**Extrait du texte**

C’est cet Abel de Morges qui vendit, à l’orée du XVIIème siècle (en 1600) la terre de Montmeilleur à Hugues de Calignon, maître des comptes à Grenoble et frère de Geoffroy de Calignon, chancelier de Navarre, mettant fin ainsi à 400 ans de possession familiale. Hugues de Calignon, seigneur de Montmeilleur, épousa Lucrèce de Montchenu et a dû être témoin de la grande peste de l’an 1630 qui attaqua notamment Mens et Saint Baudille.

Hugues II lui succéda comme seigneur de Montmeilleur. Il avait épousé Louise Le Bland. Il en avait eu deux filles: Justine, morte sans alliance et Madeleine, épouse de Jean-Baptiste de Gallien de Chabons, qui vivait encore dans la première moitié du XVIIIème siècle.

A la fin du XVIIIème siècle, en juin 1788, au début de la Révolution française, les représentants des trois ordres (clergé, noblesse et Tiers Etats) de Grenoble décidèrent d’inviter les villes et bourgs du Dauphiné à envoyer des représentants pour délibérer en commun sur les droits du parlement et les intérêts de la province. Le marquis Nicolas de Langon, maréchal de camp, propriétaire du domaine et du château de Montmeilleur, représenta Saint-Baudille-et-Pipet.

Nicolas de Langon émigra, ainsi que le comte de Morges et le vicomte de Bardonnenche de Monestier-de-Clermont, en 1791 à Coblentz pour former, avec les Prussiens, une armée qui rétablirait le roi dans tous ses pouvoirs et abolirait les décrets pris par l’Assemblée Nationale. La population de Mens qui détestait le marquis de Langon brûla toutes les archives trouvées dans le Château de Montmeilleur sur la place publique.

En 1792, l’Assemblée Nationale ordonna par décret aux émigrés de regagner la France, faute de quoi, considérés comme ennemis, leurs biens seraient confisqués au profit de la nation. Nicolas de Langon ne rentra pas, ses biens furent déclarés nationaux et vendus comme tels au sieur Jacques Sibey, négociant à Mens qui avait siégé au château de Vizille en 1788 comme délégué du Tiers Etat et qui les laissa en héritage à son gendre Jean-Jacques Fluchaire.

**Données fournies**

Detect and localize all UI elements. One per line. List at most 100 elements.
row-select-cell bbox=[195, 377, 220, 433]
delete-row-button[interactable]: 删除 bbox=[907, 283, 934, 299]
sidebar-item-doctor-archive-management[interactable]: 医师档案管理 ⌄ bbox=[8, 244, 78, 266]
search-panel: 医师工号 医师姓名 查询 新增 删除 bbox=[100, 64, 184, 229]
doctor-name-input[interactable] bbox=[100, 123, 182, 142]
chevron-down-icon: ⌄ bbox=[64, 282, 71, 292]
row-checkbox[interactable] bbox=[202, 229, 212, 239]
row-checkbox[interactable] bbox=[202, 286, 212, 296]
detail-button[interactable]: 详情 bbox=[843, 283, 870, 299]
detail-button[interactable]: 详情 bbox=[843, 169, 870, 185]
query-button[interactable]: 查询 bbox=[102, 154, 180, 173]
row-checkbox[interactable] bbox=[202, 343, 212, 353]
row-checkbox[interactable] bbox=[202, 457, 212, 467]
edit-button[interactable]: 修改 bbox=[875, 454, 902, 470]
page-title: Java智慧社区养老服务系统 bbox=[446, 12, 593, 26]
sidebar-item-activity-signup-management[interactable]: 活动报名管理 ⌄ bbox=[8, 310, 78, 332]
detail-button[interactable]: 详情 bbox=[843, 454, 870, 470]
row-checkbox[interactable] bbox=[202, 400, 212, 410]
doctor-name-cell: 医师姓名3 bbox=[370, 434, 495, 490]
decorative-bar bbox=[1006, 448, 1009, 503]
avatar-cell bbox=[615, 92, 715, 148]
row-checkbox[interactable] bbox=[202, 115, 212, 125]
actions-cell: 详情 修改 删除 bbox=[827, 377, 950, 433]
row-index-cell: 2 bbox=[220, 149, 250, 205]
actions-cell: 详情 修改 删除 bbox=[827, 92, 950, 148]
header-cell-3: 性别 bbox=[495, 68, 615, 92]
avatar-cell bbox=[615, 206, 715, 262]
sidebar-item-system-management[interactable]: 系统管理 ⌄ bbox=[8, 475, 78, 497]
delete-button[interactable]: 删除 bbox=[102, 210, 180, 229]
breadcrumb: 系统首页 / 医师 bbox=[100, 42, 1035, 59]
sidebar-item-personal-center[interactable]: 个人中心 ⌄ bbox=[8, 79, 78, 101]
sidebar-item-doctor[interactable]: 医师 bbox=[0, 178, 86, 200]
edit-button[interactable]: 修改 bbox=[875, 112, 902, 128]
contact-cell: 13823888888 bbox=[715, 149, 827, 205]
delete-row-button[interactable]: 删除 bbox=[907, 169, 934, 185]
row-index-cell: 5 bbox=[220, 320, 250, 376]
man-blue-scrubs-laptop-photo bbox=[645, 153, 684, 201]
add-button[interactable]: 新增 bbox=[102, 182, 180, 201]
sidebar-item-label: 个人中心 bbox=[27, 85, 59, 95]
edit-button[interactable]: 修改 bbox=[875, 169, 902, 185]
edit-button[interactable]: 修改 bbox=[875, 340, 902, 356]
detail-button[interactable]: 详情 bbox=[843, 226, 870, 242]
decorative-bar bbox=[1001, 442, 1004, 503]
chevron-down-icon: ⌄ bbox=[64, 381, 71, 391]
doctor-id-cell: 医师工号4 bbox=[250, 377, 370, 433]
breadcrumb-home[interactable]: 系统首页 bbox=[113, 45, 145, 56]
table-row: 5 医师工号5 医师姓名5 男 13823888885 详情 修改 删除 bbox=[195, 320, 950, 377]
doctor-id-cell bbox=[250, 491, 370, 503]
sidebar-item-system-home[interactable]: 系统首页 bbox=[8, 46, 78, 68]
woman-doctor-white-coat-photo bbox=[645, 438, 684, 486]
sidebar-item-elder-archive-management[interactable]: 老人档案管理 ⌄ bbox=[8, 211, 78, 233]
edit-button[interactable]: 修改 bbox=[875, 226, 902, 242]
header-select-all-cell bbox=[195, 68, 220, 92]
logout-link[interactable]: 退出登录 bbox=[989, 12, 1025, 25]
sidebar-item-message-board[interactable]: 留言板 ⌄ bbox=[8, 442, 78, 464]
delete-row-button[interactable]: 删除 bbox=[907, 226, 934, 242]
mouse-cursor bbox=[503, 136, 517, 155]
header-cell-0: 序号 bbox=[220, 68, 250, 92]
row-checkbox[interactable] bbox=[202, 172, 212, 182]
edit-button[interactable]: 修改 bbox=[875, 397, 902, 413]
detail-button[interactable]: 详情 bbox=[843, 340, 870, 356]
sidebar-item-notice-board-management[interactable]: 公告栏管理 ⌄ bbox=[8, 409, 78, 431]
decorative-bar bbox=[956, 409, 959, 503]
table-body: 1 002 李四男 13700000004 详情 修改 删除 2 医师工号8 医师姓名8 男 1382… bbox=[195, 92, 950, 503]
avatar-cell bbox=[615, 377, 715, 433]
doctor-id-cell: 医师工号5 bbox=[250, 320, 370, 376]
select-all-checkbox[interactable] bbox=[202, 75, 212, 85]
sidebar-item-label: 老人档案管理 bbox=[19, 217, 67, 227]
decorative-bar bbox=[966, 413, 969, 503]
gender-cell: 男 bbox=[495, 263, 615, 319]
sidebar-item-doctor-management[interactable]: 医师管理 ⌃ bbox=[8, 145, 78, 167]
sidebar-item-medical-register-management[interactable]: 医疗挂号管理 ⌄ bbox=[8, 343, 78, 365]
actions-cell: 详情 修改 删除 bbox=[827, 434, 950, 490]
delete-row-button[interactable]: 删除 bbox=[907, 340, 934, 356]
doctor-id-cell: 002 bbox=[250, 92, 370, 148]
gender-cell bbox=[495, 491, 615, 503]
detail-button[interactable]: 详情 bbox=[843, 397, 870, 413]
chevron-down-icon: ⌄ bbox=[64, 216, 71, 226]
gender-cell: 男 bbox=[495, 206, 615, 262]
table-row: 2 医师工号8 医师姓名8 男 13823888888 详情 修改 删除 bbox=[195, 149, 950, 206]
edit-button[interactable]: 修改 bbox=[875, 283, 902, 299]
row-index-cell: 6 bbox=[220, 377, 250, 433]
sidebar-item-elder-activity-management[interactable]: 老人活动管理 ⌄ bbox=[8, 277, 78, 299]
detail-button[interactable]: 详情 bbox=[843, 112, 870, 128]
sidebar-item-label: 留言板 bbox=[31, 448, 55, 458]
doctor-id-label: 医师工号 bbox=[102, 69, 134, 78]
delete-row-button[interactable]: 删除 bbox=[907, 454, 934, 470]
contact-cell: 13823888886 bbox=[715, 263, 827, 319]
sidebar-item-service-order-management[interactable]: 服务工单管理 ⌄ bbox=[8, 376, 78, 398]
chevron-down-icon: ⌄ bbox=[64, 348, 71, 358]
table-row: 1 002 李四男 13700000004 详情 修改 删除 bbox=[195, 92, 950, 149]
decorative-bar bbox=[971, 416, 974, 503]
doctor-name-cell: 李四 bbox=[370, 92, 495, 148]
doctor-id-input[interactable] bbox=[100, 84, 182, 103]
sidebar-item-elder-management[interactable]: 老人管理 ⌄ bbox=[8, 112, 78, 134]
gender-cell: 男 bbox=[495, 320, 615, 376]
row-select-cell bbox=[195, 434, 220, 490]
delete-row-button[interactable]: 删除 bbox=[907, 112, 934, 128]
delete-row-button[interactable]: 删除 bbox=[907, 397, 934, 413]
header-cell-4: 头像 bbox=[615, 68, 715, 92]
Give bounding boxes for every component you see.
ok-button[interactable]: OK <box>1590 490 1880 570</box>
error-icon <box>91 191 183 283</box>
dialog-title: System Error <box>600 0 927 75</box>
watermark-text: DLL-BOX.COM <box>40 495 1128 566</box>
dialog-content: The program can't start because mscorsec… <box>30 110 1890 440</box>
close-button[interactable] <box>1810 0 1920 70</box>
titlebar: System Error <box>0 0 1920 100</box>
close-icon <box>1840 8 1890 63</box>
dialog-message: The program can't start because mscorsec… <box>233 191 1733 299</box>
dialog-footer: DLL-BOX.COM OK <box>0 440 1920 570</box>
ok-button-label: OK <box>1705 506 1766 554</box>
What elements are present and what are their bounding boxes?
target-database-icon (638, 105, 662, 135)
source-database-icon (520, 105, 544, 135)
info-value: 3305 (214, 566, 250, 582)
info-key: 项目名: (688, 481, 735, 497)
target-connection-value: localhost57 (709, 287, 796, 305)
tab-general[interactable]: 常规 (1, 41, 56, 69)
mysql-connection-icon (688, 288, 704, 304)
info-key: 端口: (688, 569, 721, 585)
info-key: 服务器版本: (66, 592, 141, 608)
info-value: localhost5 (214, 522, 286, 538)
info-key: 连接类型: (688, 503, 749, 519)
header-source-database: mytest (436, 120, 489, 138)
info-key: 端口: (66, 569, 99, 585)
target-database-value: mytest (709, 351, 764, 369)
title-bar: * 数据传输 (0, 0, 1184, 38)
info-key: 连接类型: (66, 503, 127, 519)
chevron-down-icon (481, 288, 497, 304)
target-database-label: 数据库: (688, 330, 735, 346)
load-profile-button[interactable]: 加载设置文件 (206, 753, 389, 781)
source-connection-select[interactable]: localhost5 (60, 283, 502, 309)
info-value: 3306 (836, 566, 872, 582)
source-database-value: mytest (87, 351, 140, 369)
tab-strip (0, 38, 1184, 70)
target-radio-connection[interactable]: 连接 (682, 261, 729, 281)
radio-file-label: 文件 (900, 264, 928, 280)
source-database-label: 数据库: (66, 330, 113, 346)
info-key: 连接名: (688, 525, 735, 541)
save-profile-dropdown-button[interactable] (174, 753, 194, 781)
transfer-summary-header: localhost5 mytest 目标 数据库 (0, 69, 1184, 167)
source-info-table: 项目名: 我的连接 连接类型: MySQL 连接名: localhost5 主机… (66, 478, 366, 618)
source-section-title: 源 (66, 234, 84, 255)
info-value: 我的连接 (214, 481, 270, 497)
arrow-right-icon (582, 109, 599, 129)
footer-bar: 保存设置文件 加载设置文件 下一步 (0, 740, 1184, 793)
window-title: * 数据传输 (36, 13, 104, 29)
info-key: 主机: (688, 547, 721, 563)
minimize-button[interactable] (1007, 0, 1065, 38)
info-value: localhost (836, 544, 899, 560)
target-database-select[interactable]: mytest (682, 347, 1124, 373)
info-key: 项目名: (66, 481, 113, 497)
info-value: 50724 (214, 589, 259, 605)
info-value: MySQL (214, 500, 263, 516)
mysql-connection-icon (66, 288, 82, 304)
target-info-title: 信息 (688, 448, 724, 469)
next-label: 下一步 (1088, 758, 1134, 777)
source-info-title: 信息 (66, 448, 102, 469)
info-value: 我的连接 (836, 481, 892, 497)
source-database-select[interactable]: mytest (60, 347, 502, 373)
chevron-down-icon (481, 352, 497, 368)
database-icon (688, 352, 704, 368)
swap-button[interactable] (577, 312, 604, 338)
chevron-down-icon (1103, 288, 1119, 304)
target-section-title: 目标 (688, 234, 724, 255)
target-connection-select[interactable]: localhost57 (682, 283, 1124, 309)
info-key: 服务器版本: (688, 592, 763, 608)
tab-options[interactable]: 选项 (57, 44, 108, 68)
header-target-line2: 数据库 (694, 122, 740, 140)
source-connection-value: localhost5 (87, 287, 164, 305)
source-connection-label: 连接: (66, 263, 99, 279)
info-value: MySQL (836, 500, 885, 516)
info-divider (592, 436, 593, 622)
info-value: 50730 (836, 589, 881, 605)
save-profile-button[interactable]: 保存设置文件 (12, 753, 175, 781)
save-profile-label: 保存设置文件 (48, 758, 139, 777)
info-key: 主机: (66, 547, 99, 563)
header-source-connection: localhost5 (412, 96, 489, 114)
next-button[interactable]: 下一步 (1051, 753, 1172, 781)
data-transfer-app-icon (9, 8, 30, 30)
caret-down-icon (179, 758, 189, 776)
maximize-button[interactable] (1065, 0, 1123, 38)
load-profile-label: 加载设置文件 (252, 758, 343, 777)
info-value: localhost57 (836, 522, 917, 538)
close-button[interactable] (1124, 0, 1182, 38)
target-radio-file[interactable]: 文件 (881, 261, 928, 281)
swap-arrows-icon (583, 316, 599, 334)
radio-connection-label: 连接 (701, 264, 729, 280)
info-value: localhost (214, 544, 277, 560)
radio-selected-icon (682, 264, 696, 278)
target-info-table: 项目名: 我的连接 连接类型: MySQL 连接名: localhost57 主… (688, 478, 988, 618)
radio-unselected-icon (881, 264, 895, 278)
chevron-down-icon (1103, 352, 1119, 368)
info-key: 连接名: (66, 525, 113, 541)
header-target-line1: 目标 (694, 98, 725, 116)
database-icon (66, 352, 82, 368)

**Exercice A**
Extrayez, sans rien modifier, le passage du texte sur le domaine de Montmeilleur qui commence par « A la fin du » et finit par « Montmeilleur, représenta Saint-Baudille-et-Pipet. ».
**Exercice B**
Poursuivez le texte sur l'histoire du domaine de Montmeilleur après sa dernière phrase.

**Réponse finale A**
A la fin du XVIIIème siècle, en juin 1788, au début de la Révolution française, les représentants des trois ordres (clergé, noblesse et Tiers Etats) de Grenoble décidèrent d’inviter les villes et bourgs du Dauphiné à envoyer des représentants pour délibérer en commun sur les droits du parlement et les intérêts de la province. Le marquis Nicolas de Langon, maréchal de camp, propriétaire du domaine et du château de Montmeilleur, représenta Saint-Baudille-et-Pipet.

**Réponse finale B**
Au début du XIXème siècle, vivaient les fils de Jean-Jacques Fluchaire, Paul et André, qui avaient épousé deux sœurs : les filles de Jean-Paul Didier, avocat et professeur de Droit à l’Université de Grenoble. Ce dernier, ennemi farouche des Bourbons et bonapartiste convaincu, voulant rétablir l’Empire à la chute de Napoléon, arma une troupe de paysans triévins et mathéysins et attaqua Grenoble pour en chasser l’administration des Bourbons en prenant d’assaut la Porte de Bonne à Grenoble dans la nuit du 4 au 5 mai 1816.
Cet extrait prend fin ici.